§ **Work to be completed**: The line that contains "Serialize everything readable" and every line after it, down to the last one, must be restated word for word, with no pictures.

[Data extracted from a collection]
Start

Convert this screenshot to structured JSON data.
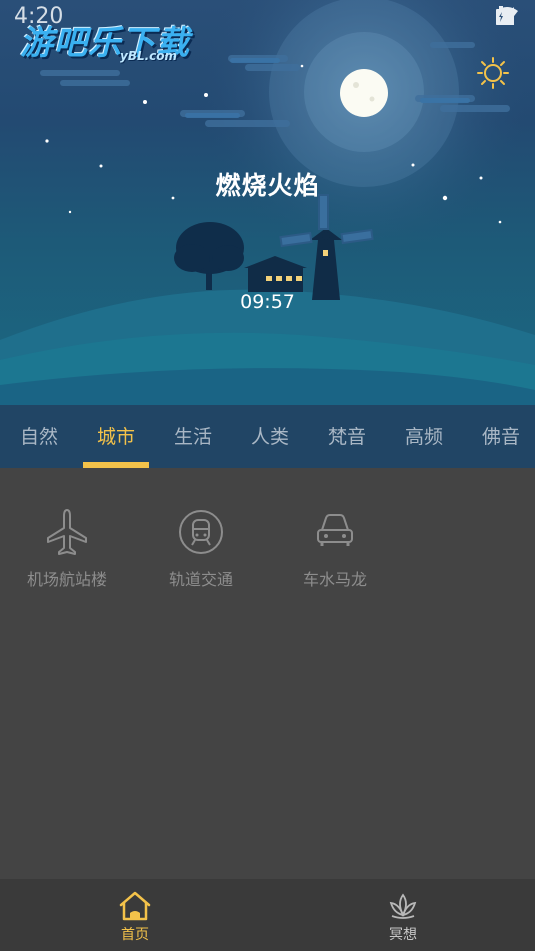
{
  "status_bar": {
    "time": "4:20"
  },
  "logo": {
    "text": "游吧乐下载",
    "sub": "yBL.com"
  },
  "hero": {
    "title": "燃烧火焰",
    "timer": "09:57"
  },
  "tabs": [
    {
      "label": "自然"
    },
    {
      "label": "城市",
      "active": true
    },
    {
      "label": "生活"
    },
    {
      "label": "人类"
    },
    {
      "label": "梵音"
    },
    {
      "label": "高频"
    },
    {
      "label": "佛音"
    }
  ],
  "sounds": [
    {
      "label": "机场航站楼",
      "icon": "airplane-icon"
    },
    {
      "label": "轨道交通",
      "icon": "train-icon"
    },
    {
      "label": "车水马龙",
      "icon": "car-icon"
    }
  ],
  "bottom_nav": [
    {
      "label": "首页",
      "icon": "home-icon",
      "active": true
    },
    {
      "label": "冥想",
      "icon": "lotus-icon"
    }
  ],
  "colors": {
    "accent": "#f3c24a",
    "tab_bar": "#214565",
    "content_bg": "#444444",
    "nav_bg": "#3a3a3a"
  }
}
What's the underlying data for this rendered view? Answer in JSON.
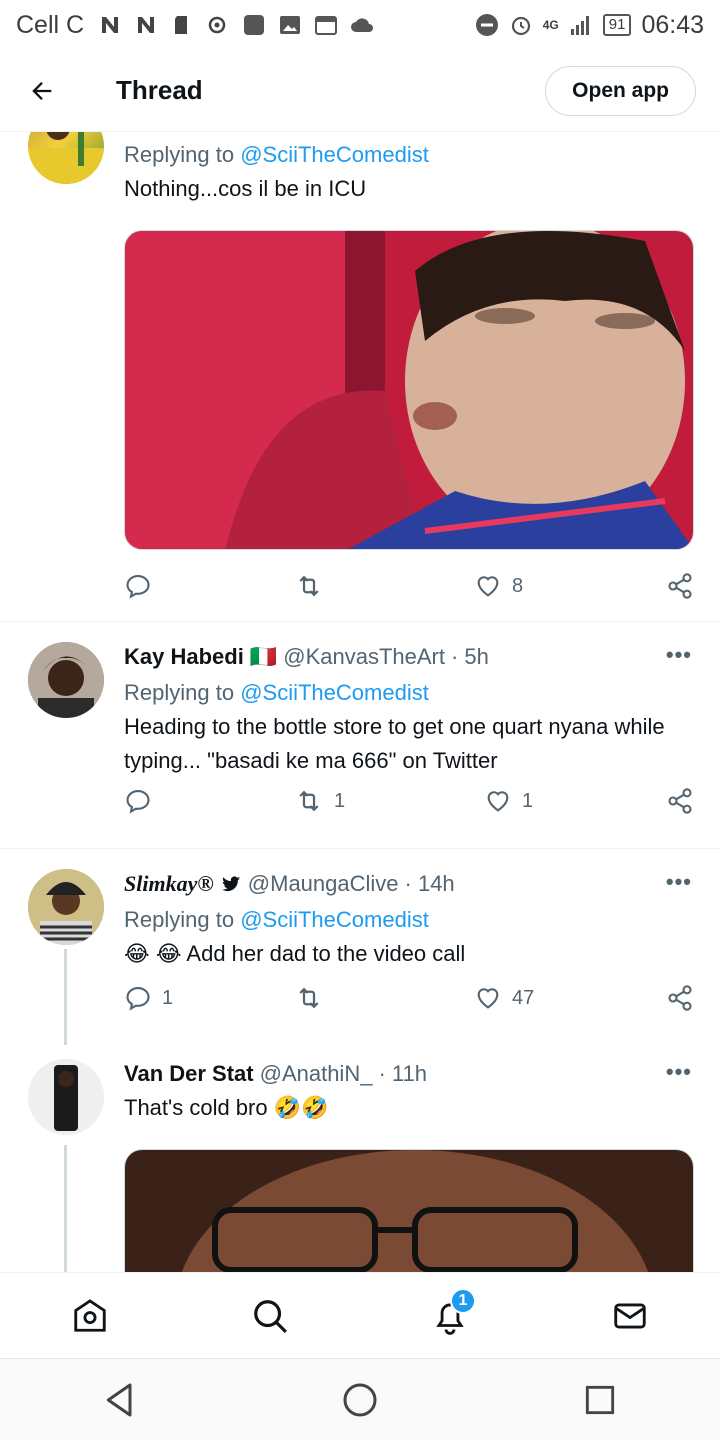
{
  "status_bar": {
    "carrier": "Cell C",
    "network": "4G",
    "battery": "91",
    "time": "06:43"
  },
  "header": {
    "title": "Thread",
    "open_app_label": "Open app"
  },
  "tweets": [
    {
      "replying_label": "Replying to",
      "replying_to": "@SciiTheComedist",
      "text": "Nothing...cos il be in ICU",
      "actions": {
        "replies": "",
        "retweets": "",
        "likes": "8"
      }
    },
    {
      "name": "Kay Habedi",
      "flag": "🇮🇹",
      "handle": "@KanvasTheArt",
      "time": "· 5h",
      "replying_label": "Replying to",
      "replying_to": "@SciiTheComedist",
      "text": "Heading to the bottle store to get one quart nyana while typing... \"basadi ke ma 666\" on Twitter",
      "actions": {
        "replies": "",
        "retweets": "1",
        "likes": "1"
      }
    },
    {
      "name": "Slimkay®",
      "handle": "@MaungaClive",
      "time": "· 14h",
      "replying_label": "Replying to",
      "replying_to": "@SciiTheComedist",
      "text": "😂 😂 Add her dad to the video call",
      "actions": {
        "replies": "1",
        "retweets": "",
        "likes": "47"
      }
    },
    {
      "name": "Van Der Stat",
      "handle": "@AnathiN_",
      "time": "· 11h",
      "text": "That's cold bro 🤣🤣"
    }
  ],
  "bottom_nav": {
    "notifications_badge": "1"
  },
  "colors": {
    "accent": "#1d9bf0",
    "secondary_text": "#536471",
    "border": "#cfd9de"
  }
}
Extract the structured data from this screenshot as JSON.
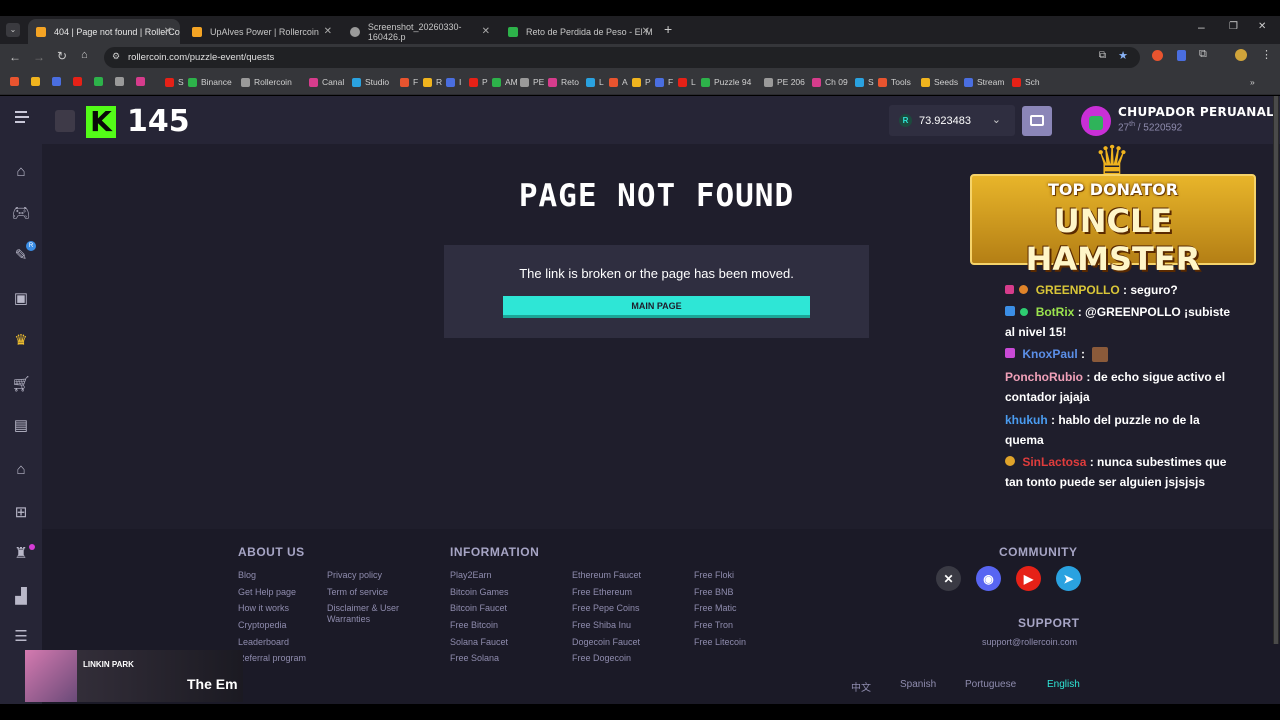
{
  "browser": {
    "tabs": [
      {
        "title": "404 | Page not found | RollerCo",
        "color": "#f4a424"
      },
      {
        "title": "UpAlves Power | Rollercoin",
        "color": "#f4a424"
      },
      {
        "title": "Screenshot_20260330-160426.p",
        "color": "#9a9a9a"
      },
      {
        "title": "Reto de Perdida de Peso - El M",
        "color": "#2db24a"
      }
    ],
    "url": "rollercoin.com/puzzle-event/quests",
    "bookmarks": [
      "S",
      "Binance",
      "Rollercoin",
      "Canal",
      "Studio",
      "F",
      "R",
      "I",
      "P",
      "AM",
      "PE",
      "Reto",
      "L",
      "A",
      "P",
      "F",
      "L",
      "Puzzle 94",
      "PE 206",
      "Ch 09",
      "S",
      "Tools",
      "Seeds",
      "Stream",
      "Sch"
    ]
  },
  "overlay": {
    "level": "145",
    "donator_top": "TOP DONATOR",
    "donator_name": "UNCLE HAMSTER",
    "music_artist": "LINKIN PARK",
    "music_title": "The Em"
  },
  "header": {
    "balance": "73.923483",
    "username": "CHUPADOR PERUANAL",
    "rank": "27",
    "rank_sup": "th",
    "rank_total": "/ 5220592"
  },
  "main": {
    "title": "PAGE NOT FOUND",
    "message": "The link is broken or the page has been moved.",
    "button": "MAIN PAGE"
  },
  "chat": [
    {
      "user": "GREENPOLLO",
      "text": ": seguro?",
      "color": "#d9c638"
    },
    {
      "user": "BotRix",
      "text": ": @GREENPOLLO ¡subiste al nivel 15!",
      "color": "#9be34e"
    },
    {
      "user": "KnoxPaul",
      "text": ":",
      "color": "#5b8fe8"
    },
    {
      "user": "PonchoRubio",
      "text": ": de echo sigue activo el contador jajaja",
      "color": "#f0a0b8"
    },
    {
      "user": "khukuh",
      "text": ": hablo del puzzle no de la quema",
      "color": "#4a9cf0"
    },
    {
      "user": "SinLactosa",
      "text": ": nunca subestimes que tan tonto puede ser alguien jsjsjsjs",
      "color": "#e03c3c"
    }
  ],
  "footer": {
    "about_title": "ABOUT US",
    "about_col1": [
      "Blog",
      "Get Help page",
      "How it works",
      "Cryptopedia",
      "Leaderboard",
      "Referral program"
    ],
    "about_col2": [
      "Privacy policy",
      "Term of service",
      "Disclaimer & User Warranties"
    ],
    "info_title": "INFORMATION",
    "info_col1": [
      "Play2Earn",
      "Bitcoin Games",
      "Bitcoin Faucet",
      "Free Bitcoin",
      "Solana Faucet",
      "Free Solana"
    ],
    "info_col2": [
      "Ethereum Faucet",
      "Free Ethereum",
      "Free Pepe Coins",
      "Free Shiba Inu",
      "Dogecoin Faucet",
      "Free Dogecoin"
    ],
    "info_col3": [
      "Free Floki",
      "Free BNB",
      "Free Matic",
      "Free Tron",
      "Free Litecoin"
    ],
    "community_title": "COMMUNITY",
    "support_title": "SUPPORT",
    "support_email": "support@rollercoin.com",
    "languages": [
      "中文",
      "Spanish",
      "Portuguese",
      "English"
    ],
    "active_language": "English"
  },
  "colors": {
    "accent": "#2ee6d6",
    "bg": "#1f1e2c",
    "panel": "#2f2e40"
  }
}
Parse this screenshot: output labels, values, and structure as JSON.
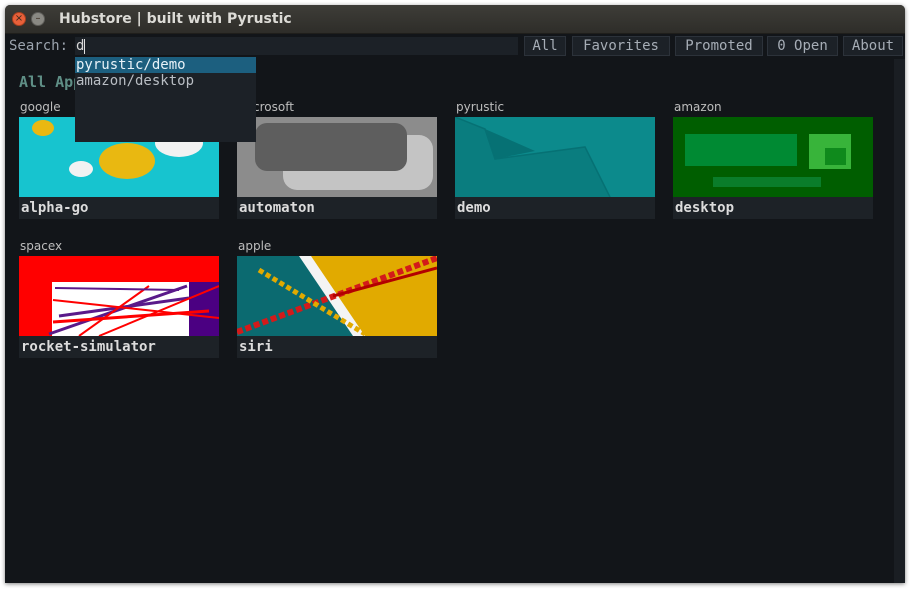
{
  "window": {
    "title": "Hubstore | built with Pyrustic",
    "close_glyph": "×",
    "minimize_glyph": "–"
  },
  "search": {
    "label": "Search:",
    "value": "d"
  },
  "nav": {
    "all": "All",
    "favorites": "Favorites",
    "promoted": "Promoted",
    "open": "0 Open",
    "about": "About"
  },
  "section_title": "All Apps",
  "apps": [
    {
      "owner": "google",
      "name": "alpha-go",
      "thumb_icon": "alpha-go-thumbnail"
    },
    {
      "owner": "microsoft",
      "name": "automaton",
      "thumb_icon": "automaton-thumbnail"
    },
    {
      "owner": "pyrustic",
      "name": "demo",
      "thumb_icon": "demo-thumbnail"
    },
    {
      "owner": "amazon",
      "name": "desktop",
      "thumb_icon": "desktop-thumbnail"
    },
    {
      "owner": "spacex",
      "name": "rocket-simulator",
      "thumb_icon": "rocket-simulator-thumbnail"
    },
    {
      "owner": "apple",
      "name": "siri",
      "thumb_icon": "siri-thumbnail"
    }
  ],
  "autocomplete": {
    "items": [
      "pyrustic/demo",
      "amazon/desktop"
    ],
    "selected_index": 0
  },
  "colors": {
    "background": "#121519",
    "accent": "#1c5f7f",
    "section_title": "#5f8f86"
  }
}
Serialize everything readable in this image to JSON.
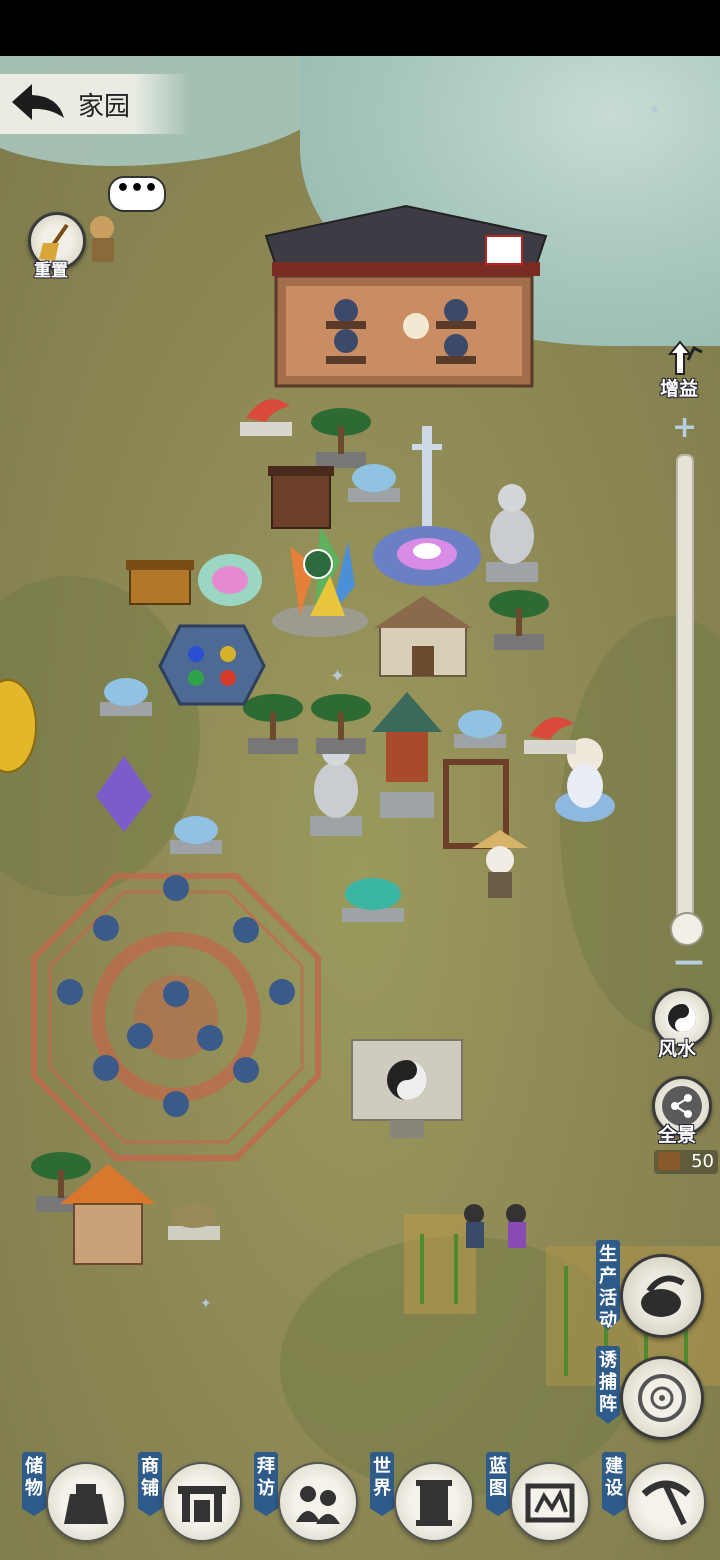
{
  "header": {
    "title": "家园"
  },
  "left_tools": {
    "reset_label": "重置",
    "bubble_text": "•••"
  },
  "right_panel": {
    "boost_label": "增益",
    "fengshui_label": "风水",
    "panorama_label": "全景",
    "resource_value": "50"
  },
  "activities": {
    "production_label": "生产活动",
    "lure_label": "诱捕阵"
  },
  "dock": {
    "items": [
      {
        "label": "储物",
        "icon": "bag-icon"
      },
      {
        "label": "商铺",
        "icon": "shop-gate-icon"
      },
      {
        "label": "拜访",
        "icon": "visit-icon"
      },
      {
        "label": "世界",
        "icon": "scroll-icon"
      },
      {
        "label": "蓝图",
        "icon": "blueprint-icon"
      },
      {
        "label": "建设",
        "icon": "pickaxe-icon"
      }
    ]
  },
  "colors": {
    "ground": "#8f8a56",
    "water": "#a9c8bf",
    "label_blue": "#2f5b8a",
    "circle_red": "#c0684a"
  }
}
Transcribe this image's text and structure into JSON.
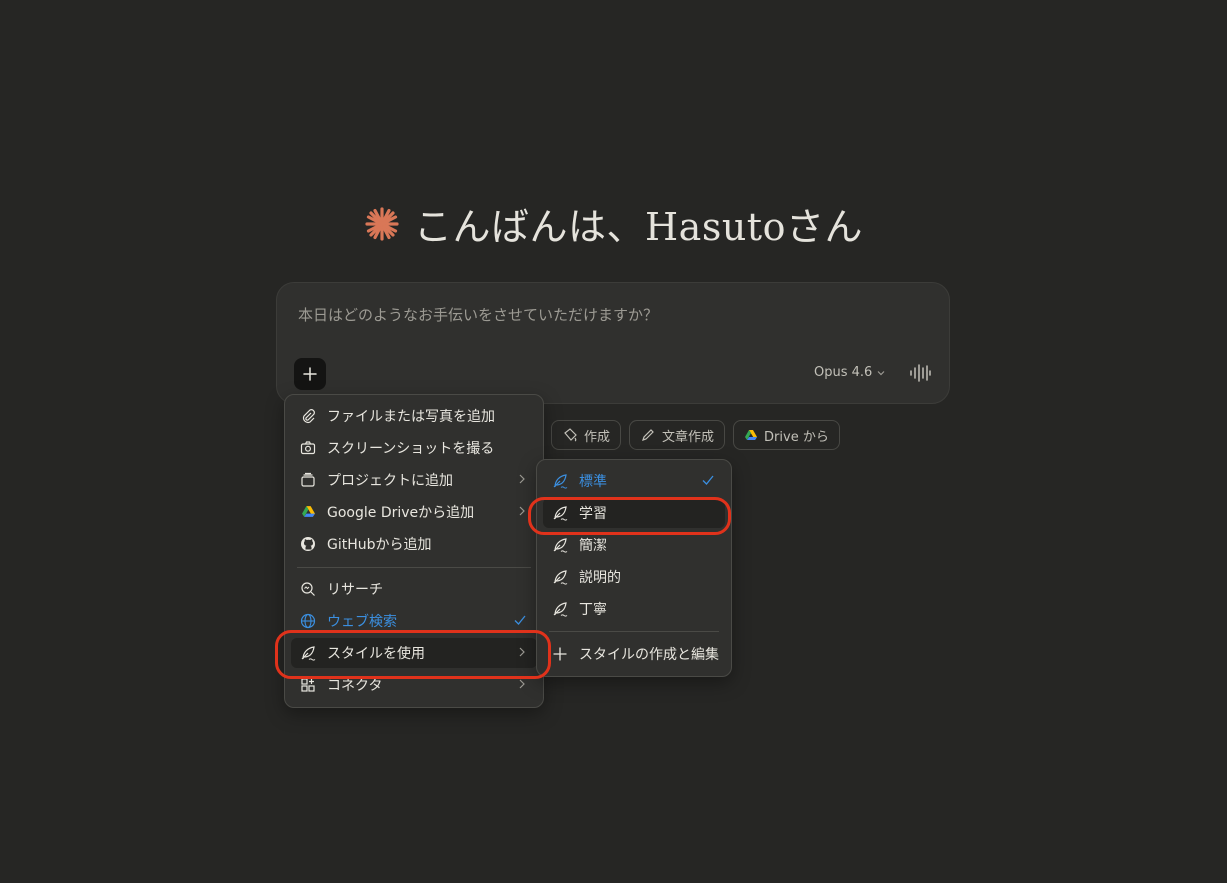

End

§ **Solution to this task**:
Serialize everything readable in this image to JSON.
{
  "header": {
    "title": "家园"
  },
  "left_tools": {
    "reset_label": "重置",
    "bubble_text": "•••"
  },
  "right_panel": {
    "boost_label": "增益",
    "fengshui_label": "风水",
    "panorama_label": "全景",
    "resource_value": "50"
  },
  "activities": {
    "production_label": "生产活动",
    "lure_label": "诱捕阵"
  },
  "dock": {
    "items": [
      {
        "label": "储物",
        "icon": "bag-icon"
      },
      {
        "label": "商铺",
        "icon": "shop-gate-icon"
      },
      {
        "label": "拜访",
        "icon": "visit-icon"
      },
      {
        "label": "世界",
        "icon": "scroll-icon"
      },
      {
        "label": "蓝图",
        "icon": "blueprint-icon"
      },
      {
        "label": "建设",
        "icon": "pickaxe-icon"
      }
    ]
  },
  "colors": {
    "ground": "#8f8a56",
    "water": "#a9c8bf",
    "label_blue": "#2f5b8a",
    "circle_red": "#c0684a"
  }
}
Transcribe this image's text and structure into JSON.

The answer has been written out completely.